▶ _What you are asked to do_
Look through the entries and count each line that includes the string "kommunen". Reply with the number alone.

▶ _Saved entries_
..........

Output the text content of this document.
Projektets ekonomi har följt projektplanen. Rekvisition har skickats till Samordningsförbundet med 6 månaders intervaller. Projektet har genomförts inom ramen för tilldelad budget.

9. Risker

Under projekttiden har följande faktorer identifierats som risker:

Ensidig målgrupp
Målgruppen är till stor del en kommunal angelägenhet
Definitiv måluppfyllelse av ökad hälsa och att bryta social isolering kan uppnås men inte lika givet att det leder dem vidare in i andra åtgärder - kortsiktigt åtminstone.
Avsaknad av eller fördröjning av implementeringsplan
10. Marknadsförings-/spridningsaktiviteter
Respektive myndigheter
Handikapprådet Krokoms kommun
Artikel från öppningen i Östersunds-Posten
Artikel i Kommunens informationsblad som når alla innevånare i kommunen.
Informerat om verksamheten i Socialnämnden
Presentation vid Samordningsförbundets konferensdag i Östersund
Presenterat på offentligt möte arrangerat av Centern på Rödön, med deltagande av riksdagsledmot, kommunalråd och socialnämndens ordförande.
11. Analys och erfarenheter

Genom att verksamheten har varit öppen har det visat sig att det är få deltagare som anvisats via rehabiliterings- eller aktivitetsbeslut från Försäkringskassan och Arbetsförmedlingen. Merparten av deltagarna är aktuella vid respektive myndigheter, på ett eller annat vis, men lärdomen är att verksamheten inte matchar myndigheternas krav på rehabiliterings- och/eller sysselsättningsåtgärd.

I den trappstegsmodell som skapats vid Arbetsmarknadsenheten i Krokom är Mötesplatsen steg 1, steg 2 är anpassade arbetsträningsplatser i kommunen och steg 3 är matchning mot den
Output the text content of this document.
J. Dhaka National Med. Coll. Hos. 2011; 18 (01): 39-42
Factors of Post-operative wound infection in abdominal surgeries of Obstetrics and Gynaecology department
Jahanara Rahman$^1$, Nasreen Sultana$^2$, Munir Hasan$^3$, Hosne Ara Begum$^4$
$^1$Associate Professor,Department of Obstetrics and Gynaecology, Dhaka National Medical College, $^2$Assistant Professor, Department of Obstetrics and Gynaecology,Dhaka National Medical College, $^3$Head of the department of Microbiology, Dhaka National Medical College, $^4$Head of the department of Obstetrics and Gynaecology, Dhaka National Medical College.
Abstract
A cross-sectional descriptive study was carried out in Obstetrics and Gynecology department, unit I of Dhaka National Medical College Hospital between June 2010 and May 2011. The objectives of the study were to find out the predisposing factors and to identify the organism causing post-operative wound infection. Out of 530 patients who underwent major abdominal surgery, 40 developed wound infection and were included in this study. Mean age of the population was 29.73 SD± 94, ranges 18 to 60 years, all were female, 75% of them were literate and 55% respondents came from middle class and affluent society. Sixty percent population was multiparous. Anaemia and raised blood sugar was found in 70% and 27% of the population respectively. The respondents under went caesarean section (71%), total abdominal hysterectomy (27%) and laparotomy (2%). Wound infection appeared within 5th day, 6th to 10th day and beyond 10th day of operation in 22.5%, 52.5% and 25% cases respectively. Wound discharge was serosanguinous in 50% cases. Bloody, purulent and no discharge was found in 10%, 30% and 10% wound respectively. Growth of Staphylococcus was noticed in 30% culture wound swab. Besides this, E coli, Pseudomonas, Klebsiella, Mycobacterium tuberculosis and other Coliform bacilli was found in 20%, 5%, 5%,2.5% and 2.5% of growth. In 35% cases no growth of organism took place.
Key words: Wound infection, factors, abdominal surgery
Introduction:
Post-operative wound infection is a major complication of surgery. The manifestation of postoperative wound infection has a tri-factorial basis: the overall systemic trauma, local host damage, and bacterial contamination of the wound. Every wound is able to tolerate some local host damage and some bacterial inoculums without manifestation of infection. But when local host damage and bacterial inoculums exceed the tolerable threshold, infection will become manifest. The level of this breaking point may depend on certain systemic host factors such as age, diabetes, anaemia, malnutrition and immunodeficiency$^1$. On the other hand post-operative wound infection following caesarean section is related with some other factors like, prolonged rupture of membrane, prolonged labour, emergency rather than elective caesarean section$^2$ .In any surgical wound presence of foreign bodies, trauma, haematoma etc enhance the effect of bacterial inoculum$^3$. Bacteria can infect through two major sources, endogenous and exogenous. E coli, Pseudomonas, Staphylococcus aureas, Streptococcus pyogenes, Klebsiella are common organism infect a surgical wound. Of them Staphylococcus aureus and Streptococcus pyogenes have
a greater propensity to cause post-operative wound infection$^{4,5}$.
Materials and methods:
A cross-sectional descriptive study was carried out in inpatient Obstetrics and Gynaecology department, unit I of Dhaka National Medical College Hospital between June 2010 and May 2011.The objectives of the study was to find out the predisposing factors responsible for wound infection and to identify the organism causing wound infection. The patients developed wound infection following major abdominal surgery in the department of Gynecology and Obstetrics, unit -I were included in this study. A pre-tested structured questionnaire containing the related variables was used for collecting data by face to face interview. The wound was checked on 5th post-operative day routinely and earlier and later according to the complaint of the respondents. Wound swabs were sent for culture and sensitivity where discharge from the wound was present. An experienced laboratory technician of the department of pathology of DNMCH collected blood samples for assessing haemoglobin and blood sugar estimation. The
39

..........

▶ _Result of the task_
2